═══ Source records
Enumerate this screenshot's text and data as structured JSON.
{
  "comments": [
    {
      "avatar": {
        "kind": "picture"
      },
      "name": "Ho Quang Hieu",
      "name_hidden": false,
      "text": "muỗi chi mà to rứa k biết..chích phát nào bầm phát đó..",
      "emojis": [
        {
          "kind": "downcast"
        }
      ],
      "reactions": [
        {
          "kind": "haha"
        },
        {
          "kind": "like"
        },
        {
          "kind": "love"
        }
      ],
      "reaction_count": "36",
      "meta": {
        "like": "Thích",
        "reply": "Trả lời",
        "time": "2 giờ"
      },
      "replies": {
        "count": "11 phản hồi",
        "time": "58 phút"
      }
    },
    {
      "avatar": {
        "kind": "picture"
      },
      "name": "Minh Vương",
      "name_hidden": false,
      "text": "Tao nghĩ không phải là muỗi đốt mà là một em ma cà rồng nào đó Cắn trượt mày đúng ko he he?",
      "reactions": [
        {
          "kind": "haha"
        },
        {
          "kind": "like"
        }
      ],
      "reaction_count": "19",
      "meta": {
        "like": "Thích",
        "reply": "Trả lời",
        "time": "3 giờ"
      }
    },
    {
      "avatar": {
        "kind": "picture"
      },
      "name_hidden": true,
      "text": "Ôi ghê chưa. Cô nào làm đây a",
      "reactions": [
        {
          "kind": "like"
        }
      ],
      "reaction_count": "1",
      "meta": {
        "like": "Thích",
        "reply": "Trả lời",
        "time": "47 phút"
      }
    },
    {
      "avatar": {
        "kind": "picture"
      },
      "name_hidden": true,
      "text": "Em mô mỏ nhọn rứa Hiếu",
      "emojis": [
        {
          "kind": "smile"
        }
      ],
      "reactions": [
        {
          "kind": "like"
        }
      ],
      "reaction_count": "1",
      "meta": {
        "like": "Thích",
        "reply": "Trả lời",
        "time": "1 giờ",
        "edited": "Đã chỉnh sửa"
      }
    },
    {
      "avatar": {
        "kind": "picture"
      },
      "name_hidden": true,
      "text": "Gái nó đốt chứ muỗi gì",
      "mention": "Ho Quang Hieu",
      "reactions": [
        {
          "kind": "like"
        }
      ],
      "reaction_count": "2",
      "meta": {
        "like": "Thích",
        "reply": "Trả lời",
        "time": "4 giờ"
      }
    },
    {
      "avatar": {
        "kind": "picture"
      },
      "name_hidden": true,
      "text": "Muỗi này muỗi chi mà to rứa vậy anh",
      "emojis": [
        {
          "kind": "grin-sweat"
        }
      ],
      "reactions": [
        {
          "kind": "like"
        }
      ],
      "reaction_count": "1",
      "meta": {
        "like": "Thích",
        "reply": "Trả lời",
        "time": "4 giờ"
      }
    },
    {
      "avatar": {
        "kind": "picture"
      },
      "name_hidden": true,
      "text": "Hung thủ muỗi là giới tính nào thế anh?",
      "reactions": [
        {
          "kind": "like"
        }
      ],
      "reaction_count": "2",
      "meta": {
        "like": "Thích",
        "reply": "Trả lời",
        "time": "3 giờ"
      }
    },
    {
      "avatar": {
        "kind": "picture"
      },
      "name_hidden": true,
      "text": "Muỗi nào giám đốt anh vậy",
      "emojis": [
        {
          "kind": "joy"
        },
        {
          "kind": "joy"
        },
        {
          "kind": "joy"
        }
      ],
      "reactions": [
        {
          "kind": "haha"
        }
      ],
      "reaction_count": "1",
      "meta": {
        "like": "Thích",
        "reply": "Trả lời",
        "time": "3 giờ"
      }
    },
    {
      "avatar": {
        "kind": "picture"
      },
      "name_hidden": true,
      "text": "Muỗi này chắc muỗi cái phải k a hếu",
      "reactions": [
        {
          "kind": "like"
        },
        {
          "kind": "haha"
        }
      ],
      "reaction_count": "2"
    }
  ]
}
══════
Work to do: The records above need to be transcribed in full. Keep every character unchanged.

Final answer:
Enumerate this screenshot's text and data as structured JSON.
{
  "comments": [
    {
      "avatar": {
        "kind": "picture"
      },
      "name": "Ho Quang Hieu",
      "name_hidden": false,
      "text": "muỗi chi mà to rứa k biết..chích phát nào bầm phát đó..",
      "emojis": [
        {
          "kind": "downcast"
        }
      ],
      "reactions": [
        {
          "kind": "haha"
        },
        {
          "kind": "like"
        },
        {
          "kind": "love"
        }
      ],
      "reaction_count": "36",
      "meta": {
        "like": "Thích",
        "reply": "Trả lời",
        "time": "2 giờ"
      },
      "replies": {
        "count": "11 phản hồi",
        "time": "58 phút"
      }
    },
    {
      "avatar": {
        "kind": "picture"
      },
      "name": "Minh Vương",
      "name_hidden": false,
      "text": "Tao nghĩ không phải là muỗi đốt mà là một em ma cà rồng nào đó Cắn trượt mày đúng ko he he?",
      "reactions": [
        {
          "kind": "haha"
        },
        {
          "kind": "like"
        }
      ],
      "reaction_count": "19",
      "meta": {
        "like": "Thích",
        "reply": "Trả lời",
        "time": "3 giờ"
      }
    },
    {
      "avatar": {
        "kind": "picture"
      },
      "name_hidden": true,
      "text": "Ôi ghê chưa. Cô nào làm đây a",
      "reactions": [
        {
          "kind": "like"
        }
      ],
      "reaction_count": "1",
      "meta": {
        "like": "Thích",
        "reply": "Trả lời",
        "time": "47 phút"
      }
    },
    {
      "avatar": {
        "kind": "picture"
      },
      "name_hidden": true,
      "text": "Em mô mỏ nhọn rứa Hiếu",
      "emojis": [
        {
          "kind": "smile"
        }
      ],
      "reactions": [
        {
          "kind": "like"
        }
      ],
      "reaction_count": "1",
      "meta": {
        "like": "Thích",
        "reply": "Trả lời",
        "time": "1 giờ",
        "edited": "Đã chỉnh sửa"
      }
    },
    {
      "avatar": {
        "kind": "picture"
      },
      "name_hidden": true,
      "text": "Gái nó đốt chứ muỗi gì",
      "mention": "Ho Quang Hieu",
      "reactions": [
        {
          "kind": "like"
        }
      ],
      "reaction_count": "2",
      "meta": {
        "like": "Thích",
        "reply": "Trả lời",
        "time": "4 giờ"
      }
    },
    {
      "avatar": {
        "kind": "picture"
      },
      "name_hidden": true,
      "text": "Muỗi này muỗi chi mà to rứa vậy anh",
      "emojis": [
        {
          "kind": "grin-sweat"
        }
      ],
      "reactions": [
        {
          "kind": "like"
        }
      ],
      "reaction_count": "1",
      "meta": {
        "like": "Thích",
        "reply": "Trả lời",
        "time": "4 giờ"
      }
    },
    {
      "avatar": {
        "kind": "picture"
      },
      "name_hidden": true,
      "text": "Hung thủ muỗi là giới tính nào thế anh?",
      "reactions": [
        {
          "kind": "like"
        }
      ],
      "reaction_count": "2",
      "meta": {
        "like": "Thích",
        "reply": "Trả lời",
        "time": "3 giờ"
      }
    },
    {
      "avatar": {
        "kind": "picture"
      },
      "name_hidden": true,
      "text": "Muỗi nào giám đốt anh vậy",
      "emojis": [
        {
          "kind": "joy"
        },
        {
          "kind": "joy"
        },
        {
          "kind": "joy"
        }
      ],
      "reactions": [
        {
          "kind": "haha"
        }
      ],
      "reaction_count": "1",
      "meta": {
        "like": "Thích",
        "reply": "Trả lời",
        "time": "3 giờ"
      }
    },
    {
      "avatar": {
        "kind": "picture"
      },
      "name_hidden": true,
      "text": "Muỗi này chắc muỗi cái phải k a hếu",
      "reactions": [
        {
          "kind": "like"
        },
        {
          "kind": "haha"
        }
      ],
      "reaction_count": "2"
    }
  ]
}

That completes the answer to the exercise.